# RECORDED INFORMATION
BEGIN
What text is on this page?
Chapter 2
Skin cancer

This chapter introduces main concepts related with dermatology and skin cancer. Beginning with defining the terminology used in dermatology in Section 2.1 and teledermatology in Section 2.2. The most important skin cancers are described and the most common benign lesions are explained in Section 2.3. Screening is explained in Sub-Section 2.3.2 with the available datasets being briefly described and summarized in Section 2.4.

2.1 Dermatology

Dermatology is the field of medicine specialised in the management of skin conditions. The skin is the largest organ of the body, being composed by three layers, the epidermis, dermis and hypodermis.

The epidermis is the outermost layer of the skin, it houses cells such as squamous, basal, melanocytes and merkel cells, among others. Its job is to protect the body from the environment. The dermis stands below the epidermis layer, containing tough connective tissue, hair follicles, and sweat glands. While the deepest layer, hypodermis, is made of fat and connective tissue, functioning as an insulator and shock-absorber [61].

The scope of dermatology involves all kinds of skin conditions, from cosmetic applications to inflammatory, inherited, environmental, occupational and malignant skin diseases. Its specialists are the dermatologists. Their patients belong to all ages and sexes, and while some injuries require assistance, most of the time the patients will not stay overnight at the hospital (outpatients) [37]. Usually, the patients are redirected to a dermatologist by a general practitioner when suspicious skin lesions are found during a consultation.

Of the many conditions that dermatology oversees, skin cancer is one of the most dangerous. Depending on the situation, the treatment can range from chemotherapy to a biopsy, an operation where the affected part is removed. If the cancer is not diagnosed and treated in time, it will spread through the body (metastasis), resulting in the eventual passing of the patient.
END
# WORK REQUEST
The whole listing is needed again, word for word.

# PROBLEM SOLUTION
What text is on this page?
Chapter 2
Skin cancer

This chapter introduces main concepts related with dermatology and skin cancer. Beginning with defining the terminology used in dermatology in Section 2.1 and teledermatology in Section 2.2. The most important skin cancers are described and the most common benign lesions are explained in Section 2.3. Screening is explained in Sub-Section 2.3.2 with the available datasets being briefly described and summarized in Section 2.4.

2.1 Dermatology

Dermatology is the field of medicine specialised in the management of skin conditions. The skin is the largest organ of the body, being composed by three layers, the epidermis, dermis and hypodermis.

The epidermis is the outermost layer of the skin, it houses cells such as squamous, basal, melanocytes and merkel cells, among others. Its job is to protect the body from the environment. The dermis stands below the epidermis layer, containing tough connective tissue, hair follicles, and sweat glands. While the deepest layer, hypodermis, is made of fat and connective tissue, functioning as an insulator and shock-absorber [61].

The scope of dermatology involves all kinds of skin conditions, from cosmetic applications to inflammatory, inherited, environmental, occupational and malignant skin diseases. Its specialists are the dermatologists. Their patients belong to all ages and sexes, and while some injuries require assistance, most of the time the patients will not stay overnight at the hospital (outpatients) [37]. Usually, the patients are redirected to a dermatologist by a general practitioner when suspicious skin lesions are found during a consultation.

Of the many conditions that dermatology oversees, skin cancer is one of the most dangerous. Depending on the situation, the treatment can range from chemotherapy to a biopsy, an operation where the affected part is removed. If the cancer is not diagnosed and treated in time, it will spread through the body (metastasis), resulting in the eventual passing of the patient.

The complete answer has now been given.